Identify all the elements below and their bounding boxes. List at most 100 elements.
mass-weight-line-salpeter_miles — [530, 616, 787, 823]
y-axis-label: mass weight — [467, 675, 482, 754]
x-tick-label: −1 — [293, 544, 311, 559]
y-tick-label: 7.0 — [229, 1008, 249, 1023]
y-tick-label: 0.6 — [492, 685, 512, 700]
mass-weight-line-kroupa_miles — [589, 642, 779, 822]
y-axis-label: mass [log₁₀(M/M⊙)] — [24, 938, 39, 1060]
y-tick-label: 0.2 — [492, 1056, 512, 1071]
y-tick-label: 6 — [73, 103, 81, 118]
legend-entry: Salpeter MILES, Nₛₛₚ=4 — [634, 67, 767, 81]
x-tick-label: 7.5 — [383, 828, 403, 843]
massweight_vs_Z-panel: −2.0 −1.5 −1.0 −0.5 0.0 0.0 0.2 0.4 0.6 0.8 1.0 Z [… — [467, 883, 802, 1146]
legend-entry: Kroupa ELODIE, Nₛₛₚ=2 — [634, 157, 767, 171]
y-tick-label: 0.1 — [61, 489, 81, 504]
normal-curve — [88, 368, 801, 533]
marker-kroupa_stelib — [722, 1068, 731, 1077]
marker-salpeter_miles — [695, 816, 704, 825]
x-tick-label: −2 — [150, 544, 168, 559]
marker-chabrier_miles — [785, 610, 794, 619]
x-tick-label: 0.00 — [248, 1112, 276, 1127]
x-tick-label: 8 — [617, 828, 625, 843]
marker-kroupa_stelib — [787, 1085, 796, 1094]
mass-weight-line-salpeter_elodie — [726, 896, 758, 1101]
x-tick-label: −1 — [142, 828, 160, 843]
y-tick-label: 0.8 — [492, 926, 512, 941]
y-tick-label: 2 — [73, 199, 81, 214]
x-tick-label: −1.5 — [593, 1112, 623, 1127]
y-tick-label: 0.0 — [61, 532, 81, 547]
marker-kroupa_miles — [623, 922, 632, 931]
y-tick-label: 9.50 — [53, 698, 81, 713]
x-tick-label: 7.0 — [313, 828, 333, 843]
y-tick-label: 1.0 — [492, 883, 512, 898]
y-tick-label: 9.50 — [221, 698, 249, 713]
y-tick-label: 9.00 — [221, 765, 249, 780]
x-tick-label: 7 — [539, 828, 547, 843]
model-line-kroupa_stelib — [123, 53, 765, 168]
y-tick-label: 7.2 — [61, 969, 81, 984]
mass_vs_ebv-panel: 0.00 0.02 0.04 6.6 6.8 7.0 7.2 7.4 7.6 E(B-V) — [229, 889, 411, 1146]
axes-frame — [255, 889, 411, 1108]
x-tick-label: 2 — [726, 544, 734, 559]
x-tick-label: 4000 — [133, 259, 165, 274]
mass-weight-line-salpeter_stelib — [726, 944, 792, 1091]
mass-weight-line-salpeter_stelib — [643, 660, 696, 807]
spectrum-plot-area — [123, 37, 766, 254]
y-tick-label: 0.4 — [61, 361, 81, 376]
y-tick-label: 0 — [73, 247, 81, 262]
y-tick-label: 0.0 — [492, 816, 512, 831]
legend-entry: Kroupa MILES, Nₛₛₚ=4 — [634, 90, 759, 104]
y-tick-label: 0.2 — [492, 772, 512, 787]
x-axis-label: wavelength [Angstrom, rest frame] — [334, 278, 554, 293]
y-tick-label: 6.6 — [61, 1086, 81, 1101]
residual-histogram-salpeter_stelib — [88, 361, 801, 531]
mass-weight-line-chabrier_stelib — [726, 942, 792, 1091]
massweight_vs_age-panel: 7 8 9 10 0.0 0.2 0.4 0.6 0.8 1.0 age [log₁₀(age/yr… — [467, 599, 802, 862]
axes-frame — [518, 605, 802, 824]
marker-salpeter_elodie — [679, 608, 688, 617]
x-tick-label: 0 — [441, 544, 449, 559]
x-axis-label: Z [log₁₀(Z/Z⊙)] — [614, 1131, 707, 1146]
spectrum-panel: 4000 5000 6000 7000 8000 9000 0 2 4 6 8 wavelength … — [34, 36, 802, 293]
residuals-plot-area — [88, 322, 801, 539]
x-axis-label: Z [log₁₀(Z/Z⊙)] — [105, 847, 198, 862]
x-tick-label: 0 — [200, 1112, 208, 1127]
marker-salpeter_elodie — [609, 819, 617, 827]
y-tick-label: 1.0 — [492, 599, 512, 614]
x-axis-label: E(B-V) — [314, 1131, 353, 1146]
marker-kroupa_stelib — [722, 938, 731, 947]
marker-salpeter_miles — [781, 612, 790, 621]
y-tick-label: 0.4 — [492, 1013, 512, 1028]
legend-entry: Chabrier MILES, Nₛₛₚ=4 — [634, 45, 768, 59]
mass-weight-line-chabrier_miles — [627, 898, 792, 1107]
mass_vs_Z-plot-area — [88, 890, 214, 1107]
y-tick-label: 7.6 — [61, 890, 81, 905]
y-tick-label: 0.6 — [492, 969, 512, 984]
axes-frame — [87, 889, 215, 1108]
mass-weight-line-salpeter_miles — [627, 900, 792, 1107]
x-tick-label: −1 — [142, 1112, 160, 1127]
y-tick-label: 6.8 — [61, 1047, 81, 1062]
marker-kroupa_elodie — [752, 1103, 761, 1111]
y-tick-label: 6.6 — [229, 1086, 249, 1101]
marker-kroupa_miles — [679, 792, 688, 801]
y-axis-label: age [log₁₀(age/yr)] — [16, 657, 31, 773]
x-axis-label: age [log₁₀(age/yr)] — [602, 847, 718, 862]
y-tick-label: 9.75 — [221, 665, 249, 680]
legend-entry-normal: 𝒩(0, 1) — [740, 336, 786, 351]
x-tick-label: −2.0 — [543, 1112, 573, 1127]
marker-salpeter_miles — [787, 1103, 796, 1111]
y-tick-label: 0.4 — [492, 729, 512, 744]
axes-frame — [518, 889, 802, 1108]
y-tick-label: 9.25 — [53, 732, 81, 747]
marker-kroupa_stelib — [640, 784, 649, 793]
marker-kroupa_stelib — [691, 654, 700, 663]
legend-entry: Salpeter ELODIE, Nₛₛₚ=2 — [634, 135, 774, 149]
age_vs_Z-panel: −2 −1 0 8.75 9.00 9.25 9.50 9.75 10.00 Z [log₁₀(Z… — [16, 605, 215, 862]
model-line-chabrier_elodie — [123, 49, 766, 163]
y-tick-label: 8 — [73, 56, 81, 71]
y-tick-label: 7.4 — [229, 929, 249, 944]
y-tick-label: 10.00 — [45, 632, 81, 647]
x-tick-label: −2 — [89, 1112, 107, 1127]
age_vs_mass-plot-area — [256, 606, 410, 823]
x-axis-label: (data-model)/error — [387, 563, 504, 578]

EXERCISE AIM:
Rewrite the listing above, replacing "axes-frame" with "plot-frame" wherever it occurs and leaving everything else unchanged.

REPLY:
Identify all the elements below and their bounding boxes. List at most 100 elements.
mass-weight-line-salpeter_miles — [530, 616, 787, 823]
y-axis-label: mass weight — [467, 675, 482, 754]
x-tick-label: −1 — [293, 544, 311, 559]
y-tick-label: 7.0 — [229, 1008, 249, 1023]
y-tick-label: 0.6 — [492, 685, 512, 700]
mass-weight-line-kroupa_miles — [589, 642, 779, 822]
y-axis-label: mass [log₁₀(M/M⊙)] — [24, 938, 39, 1060]
y-tick-label: 0.2 — [492, 1056, 512, 1071]
y-tick-label: 6 — [73, 103, 81, 118]
legend-entry: Salpeter MILES, Nₛₛₚ=4 — [634, 67, 767, 81]
x-tick-label: 7.5 — [383, 828, 403, 843]
massweight_vs_Z-panel: −2.0 −1.5 −1.0 −0.5 0.0 0.0 0.2 0.4 0.6 0.8 1.0 Z [… — [467, 883, 802, 1146]
legend-entry: Kroupa ELODIE, Nₛₛₚ=2 — [634, 157, 767, 171]
y-tick-label: 0.1 — [61, 489, 81, 504]
normal-curve — [88, 368, 801, 533]
marker-kroupa_stelib — [722, 1068, 731, 1077]
marker-salpeter_miles — [695, 816, 704, 825]
x-tick-label: −2 — [150, 544, 168, 559]
marker-chabrier_miles — [785, 610, 794, 619]
x-tick-label: 0.00 — [248, 1112, 276, 1127]
x-tick-label: 8 — [617, 828, 625, 843]
marker-kroupa_stelib — [787, 1085, 796, 1094]
mass-weight-line-salpeter_elodie — [726, 896, 758, 1101]
x-tick-label: −1 — [142, 828, 160, 843]
y-tick-label: 0.8 — [492, 926, 512, 941]
y-tick-label: 2 — [73, 199, 81, 214]
x-tick-label: −1.5 — [593, 1112, 623, 1127]
y-tick-label: 0.0 — [61, 532, 81, 547]
marker-kroupa_miles — [623, 922, 632, 931]
y-tick-label: 9.50 — [53, 698, 81, 713]
x-tick-label: 7.0 — [313, 828, 333, 843]
y-tick-label: 1.0 — [492, 883, 512, 898]
y-tick-label: 9.50 — [221, 698, 249, 713]
y-tick-label: 9.00 — [221, 765, 249, 780]
x-tick-label: 7 — [539, 828, 547, 843]
model-line-kroupa_stelib — [123, 53, 765, 168]
y-tick-label: 7.2 — [61, 969, 81, 984]
mass_vs_ebv-panel: 0.00 0.02 0.04 6.6 6.8 7.0 7.2 7.4 7.6 E(B-V) — [229, 889, 411, 1146]
plot-frame — [255, 889, 411, 1108]
x-tick-label: 2 — [726, 544, 734, 559]
x-tick-label: 4000 — [133, 259, 165, 274]
mass-weight-line-salpeter_stelib — [726, 944, 792, 1091]
mass-weight-line-salpeter_stelib — [643, 660, 696, 807]
spectrum-plot-area — [123, 37, 766, 254]
y-tick-label: 0.4 — [61, 361, 81, 376]
y-tick-label: 0 — [73, 247, 81, 262]
y-tick-label: 0.0 — [492, 816, 512, 831]
legend-entry: Kroupa MILES, Nₛₛₚ=4 — [634, 90, 759, 104]
y-tick-label: 0.2 — [492, 772, 512, 787]
x-axis-label: wavelength [Angstrom, rest frame] — [334, 278, 554, 293]
y-tick-label: 6.6 — [61, 1086, 81, 1101]
residual-histogram-salpeter_stelib — [88, 361, 801, 531]
mass-weight-line-chabrier_stelib — [726, 942, 792, 1091]
massweight_vs_age-panel: 7 8 9 10 0.0 0.2 0.4 0.6 0.8 1.0 age [log₁₀(age/yr… — [467, 599, 802, 862]
plot-frame — [518, 605, 802, 824]
marker-salpeter_elodie — [679, 608, 688, 617]
x-tick-label: 0 — [441, 544, 449, 559]
x-axis-label: Z [log₁₀(Z/Z⊙)] — [614, 1131, 707, 1146]
spectrum-panel: 4000 5000 6000 7000 8000 9000 0 2 4 6 8 wavelength … — [34, 36, 802, 293]
residuals-plot-area — [88, 322, 801, 539]
x-axis-label: Z [log₁₀(Z/Z⊙)] — [105, 847, 198, 862]
x-tick-label: 0 — [200, 1112, 208, 1127]
marker-salpeter_elodie — [609, 819, 617, 827]
y-tick-label: 1.0 — [492, 599, 512, 614]
x-axis-label: E(B-V) — [314, 1131, 353, 1146]
marker-kroupa_stelib — [722, 938, 731, 947]
marker-salpeter_miles — [781, 612, 790, 621]
y-tick-label: 0.4 — [492, 1013, 512, 1028]
legend-entry: Chabrier MILES, Nₛₛₚ=4 — [634, 45, 768, 59]
mass-weight-line-chabrier_miles — [627, 898, 792, 1107]
mass_vs_Z-plot-area — [88, 890, 214, 1107]
y-tick-label: 7.6 — [61, 890, 81, 905]
y-tick-label: 0.6 — [492, 969, 512, 984]
plot-frame — [87, 889, 215, 1108]
mass-weight-line-salpeter_miles — [627, 900, 792, 1107]
x-tick-label: −1 — [142, 1112, 160, 1127]
y-tick-label: 6.8 — [61, 1047, 81, 1062]
marker-kroupa_elodie — [752, 1103, 761, 1111]
y-tick-label: 6.6 — [229, 1086, 249, 1101]
marker-kroupa_miles — [679, 792, 688, 801]
y-axis-label: age [log₁₀(age/yr)] — [16, 657, 31, 773]
x-axis-label: age [log₁₀(age/yr)] — [602, 847, 718, 862]
y-tick-label: 9.75 — [221, 665, 249, 680]
legend-entry-normal: 𝒩(0, 1) — [740, 336, 786, 351]
x-tick-label: −2.0 — [543, 1112, 573, 1127]
marker-salpeter_miles — [787, 1103, 796, 1111]
y-tick-label: 0.4 — [492, 729, 512, 744]
plot-frame — [518, 889, 802, 1108]
y-tick-label: 9.25 — [53, 732, 81, 747]
marker-kroupa_stelib — [640, 784, 649, 793]
marker-kroupa_stelib — [691, 654, 700, 663]
legend-entry: Salpeter ELODIE, Nₛₛₚ=2 — [634, 135, 774, 149]
age_vs_Z-panel: −2 −1 0 8.75 9.00 9.25 9.50 9.75 10.00 Z [log₁₀(Z… — [16, 605, 215, 862]
model-line-chabrier_elodie — [123, 49, 766, 163]
y-tick-label: 8 — [73, 56, 81, 71]
y-tick-label: 7.4 — [229, 929, 249, 944]
y-tick-label: 10.00 — [45, 632, 81, 647]
x-tick-label: −2 — [89, 1112, 107, 1127]
age_vs_mass-plot-area — [256, 606, 410, 823]
x-axis-label: (data-model)/error — [387, 563, 504, 578]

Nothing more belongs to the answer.